EXERCISE INSTRUCTIONS: Could you transcribe every record below exactly as written, leaving out any pictures?

MATERIALS PROVIDED:
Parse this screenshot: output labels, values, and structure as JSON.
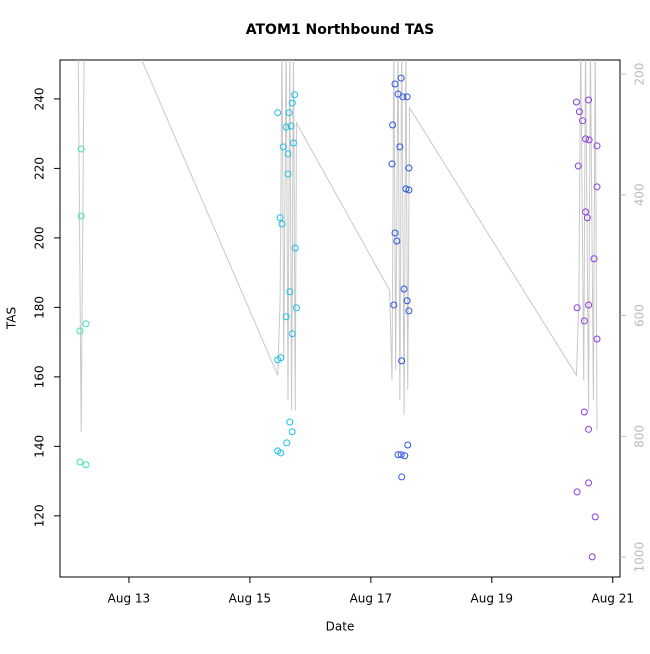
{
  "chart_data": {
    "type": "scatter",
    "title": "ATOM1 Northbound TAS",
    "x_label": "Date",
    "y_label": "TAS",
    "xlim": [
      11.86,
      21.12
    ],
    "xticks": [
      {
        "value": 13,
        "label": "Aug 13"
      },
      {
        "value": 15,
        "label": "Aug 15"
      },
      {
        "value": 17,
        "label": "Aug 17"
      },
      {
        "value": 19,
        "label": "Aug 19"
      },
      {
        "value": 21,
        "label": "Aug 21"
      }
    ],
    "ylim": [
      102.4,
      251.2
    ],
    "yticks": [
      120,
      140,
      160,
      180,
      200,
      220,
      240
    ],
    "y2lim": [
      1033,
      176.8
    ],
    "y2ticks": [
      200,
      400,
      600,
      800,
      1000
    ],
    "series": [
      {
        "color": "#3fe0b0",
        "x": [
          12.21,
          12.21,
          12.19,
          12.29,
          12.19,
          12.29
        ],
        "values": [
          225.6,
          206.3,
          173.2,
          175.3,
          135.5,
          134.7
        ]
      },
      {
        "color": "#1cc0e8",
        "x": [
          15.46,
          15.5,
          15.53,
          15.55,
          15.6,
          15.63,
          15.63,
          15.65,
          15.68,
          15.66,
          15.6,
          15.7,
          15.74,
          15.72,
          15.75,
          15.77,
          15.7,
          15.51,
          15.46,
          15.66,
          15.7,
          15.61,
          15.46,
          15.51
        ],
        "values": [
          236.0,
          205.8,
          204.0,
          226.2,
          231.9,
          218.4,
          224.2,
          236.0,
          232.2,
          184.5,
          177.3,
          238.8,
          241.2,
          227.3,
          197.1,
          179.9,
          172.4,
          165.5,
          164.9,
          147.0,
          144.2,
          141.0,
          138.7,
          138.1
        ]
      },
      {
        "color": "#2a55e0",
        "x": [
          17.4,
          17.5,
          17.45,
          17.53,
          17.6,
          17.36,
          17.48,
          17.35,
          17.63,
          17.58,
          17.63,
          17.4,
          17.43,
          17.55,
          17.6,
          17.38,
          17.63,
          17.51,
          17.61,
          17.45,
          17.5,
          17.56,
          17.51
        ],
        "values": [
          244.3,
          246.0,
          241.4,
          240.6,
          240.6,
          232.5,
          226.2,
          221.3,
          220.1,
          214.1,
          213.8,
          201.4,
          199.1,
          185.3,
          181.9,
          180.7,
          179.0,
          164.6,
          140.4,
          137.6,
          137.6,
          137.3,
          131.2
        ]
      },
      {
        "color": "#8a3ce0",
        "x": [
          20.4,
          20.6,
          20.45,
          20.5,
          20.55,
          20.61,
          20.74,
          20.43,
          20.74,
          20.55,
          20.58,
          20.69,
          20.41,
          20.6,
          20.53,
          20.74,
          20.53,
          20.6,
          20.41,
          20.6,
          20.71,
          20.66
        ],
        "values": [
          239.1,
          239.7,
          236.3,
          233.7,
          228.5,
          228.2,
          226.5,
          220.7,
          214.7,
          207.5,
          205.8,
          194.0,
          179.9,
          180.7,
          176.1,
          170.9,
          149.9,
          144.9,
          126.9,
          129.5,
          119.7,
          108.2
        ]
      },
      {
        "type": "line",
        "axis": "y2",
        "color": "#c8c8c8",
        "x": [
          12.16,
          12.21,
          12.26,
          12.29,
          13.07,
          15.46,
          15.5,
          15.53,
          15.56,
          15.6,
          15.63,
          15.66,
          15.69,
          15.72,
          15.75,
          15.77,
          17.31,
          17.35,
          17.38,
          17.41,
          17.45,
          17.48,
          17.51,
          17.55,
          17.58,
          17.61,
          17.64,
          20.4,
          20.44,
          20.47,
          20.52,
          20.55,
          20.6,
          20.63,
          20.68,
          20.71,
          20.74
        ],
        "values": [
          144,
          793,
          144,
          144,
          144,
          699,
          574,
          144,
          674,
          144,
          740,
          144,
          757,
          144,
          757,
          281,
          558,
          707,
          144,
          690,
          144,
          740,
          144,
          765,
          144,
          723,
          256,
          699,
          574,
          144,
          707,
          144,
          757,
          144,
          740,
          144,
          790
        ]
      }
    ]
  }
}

CORRECT RESPONSE:
Parse this screenshot: output labels, values, and structure as JSON.
{
  "chart_data": {
    "type": "scatter",
    "title": "ATOM1 Northbound TAS",
    "x_label": "Date",
    "y_label": "TAS",
    "xlim": [
      11.86,
      21.12
    ],
    "xticks": [
      {
        "value": 13,
        "label": "Aug 13"
      },
      {
        "value": 15,
        "label": "Aug 15"
      },
      {
        "value": 17,
        "label": "Aug 17"
      },
      {
        "value": 19,
        "label": "Aug 19"
      },
      {
        "value": 21,
        "label": "Aug 21"
      }
    ],
    "ylim": [
      102.4,
      251.2
    ],
    "yticks": [
      120,
      140,
      160,
      180,
      200,
      220,
      240
    ],
    "y2lim": [
      1033,
      176.8
    ],
    "y2ticks": [
      200,
      400,
      600,
      800,
      1000
    ],
    "series": [
      {
        "color": "#3fe0b0",
        "x": [
          12.21,
          12.21,
          12.19,
          12.29,
          12.19,
          12.29
        ],
        "values": [
          225.6,
          206.3,
          173.2,
          175.3,
          135.5,
          134.7
        ]
      },
      {
        "color": "#1cc0e8",
        "x": [
          15.46,
          15.5,
          15.53,
          15.55,
          15.6,
          15.63,
          15.63,
          15.65,
          15.68,
          15.66,
          15.6,
          15.7,
          15.74,
          15.72,
          15.75,
          15.77,
          15.7,
          15.51,
          15.46,
          15.66,
          15.7,
          15.61,
          15.46,
          15.51
        ],
        "values": [
          236.0,
          205.8,
          204.0,
          226.2,
          231.9,
          218.4,
          224.2,
          236.0,
          232.2,
          184.5,
          177.3,
          238.8,
          241.2,
          227.3,
          197.1,
          179.9,
          172.4,
          165.5,
          164.9,
          147.0,
          144.2,
          141.0,
          138.7,
          138.1
        ]
      },
      {
        "color": "#2a55e0",
        "x": [
          17.4,
          17.5,
          17.45,
          17.53,
          17.6,
          17.36,
          17.48,
          17.35,
          17.63,
          17.58,
          17.63,
          17.4,
          17.43,
          17.55,
          17.6,
          17.38,
          17.63,
          17.51,
          17.61,
          17.45,
          17.5,
          17.56,
          17.51
        ],
        "values": [
          244.3,
          246.0,
          241.4,
          240.6,
          240.6,
          232.5,
          226.2,
          221.3,
          220.1,
          214.1,
          213.8,
          201.4,
          199.1,
          185.3,
          181.9,
          180.7,
          179.0,
          164.6,
          140.4,
          137.6,
          137.6,
          137.3,
          131.2
        ]
      },
      {
        "color": "#8a3ce0",
        "x": [
          20.4,
          20.6,
          20.45,
          20.5,
          20.55,
          20.61,
          20.74,
          20.43,
          20.74,
          20.55,
          20.58,
          20.69,
          20.41,
          20.6,
          20.53,
          20.74,
          20.53,
          20.6,
          20.41,
          20.6,
          20.71,
          20.66
        ],
        "values": [
          239.1,
          239.7,
          236.3,
          233.7,
          228.5,
          228.2,
          226.5,
          220.7,
          214.7,
          207.5,
          205.8,
          194.0,
          179.9,
          180.7,
          176.1,
          170.9,
          149.9,
          144.9,
          126.9,
          129.5,
          119.7,
          108.2
        ]
      },
      {
        "type": "line",
        "axis": "y2",
        "color": "#c8c8c8",
        "x": [
          12.16,
          12.21,
          12.26,
          12.29,
          13.07,
          15.46,
          15.5,
          15.53,
          15.56,
          15.6,
          15.63,
          15.66,
          15.69,
          15.72,
          15.75,
          15.77,
          17.31,
          17.35,
          17.38,
          17.41,
          17.45,
          17.48,
          17.51,
          17.55,
          17.58,
          17.61,
          17.64,
          20.4,
          20.44,
          20.47,
          20.52,
          20.55,
          20.6,
          20.63,
          20.68,
          20.71,
          20.74
        ],
        "values": [
          144,
          793,
          144,
          144,
          144,
          699,
          574,
          144,
          674,
          144,
          740,
          144,
          757,
          144,
          757,
          281,
          558,
          707,
          144,
          690,
          144,
          740,
          144,
          765,
          144,
          723,
          256,
          699,
          574,
          144,
          707,
          144,
          757,
          144,
          740,
          144,
          790
        ]
      }
    ]
  }
}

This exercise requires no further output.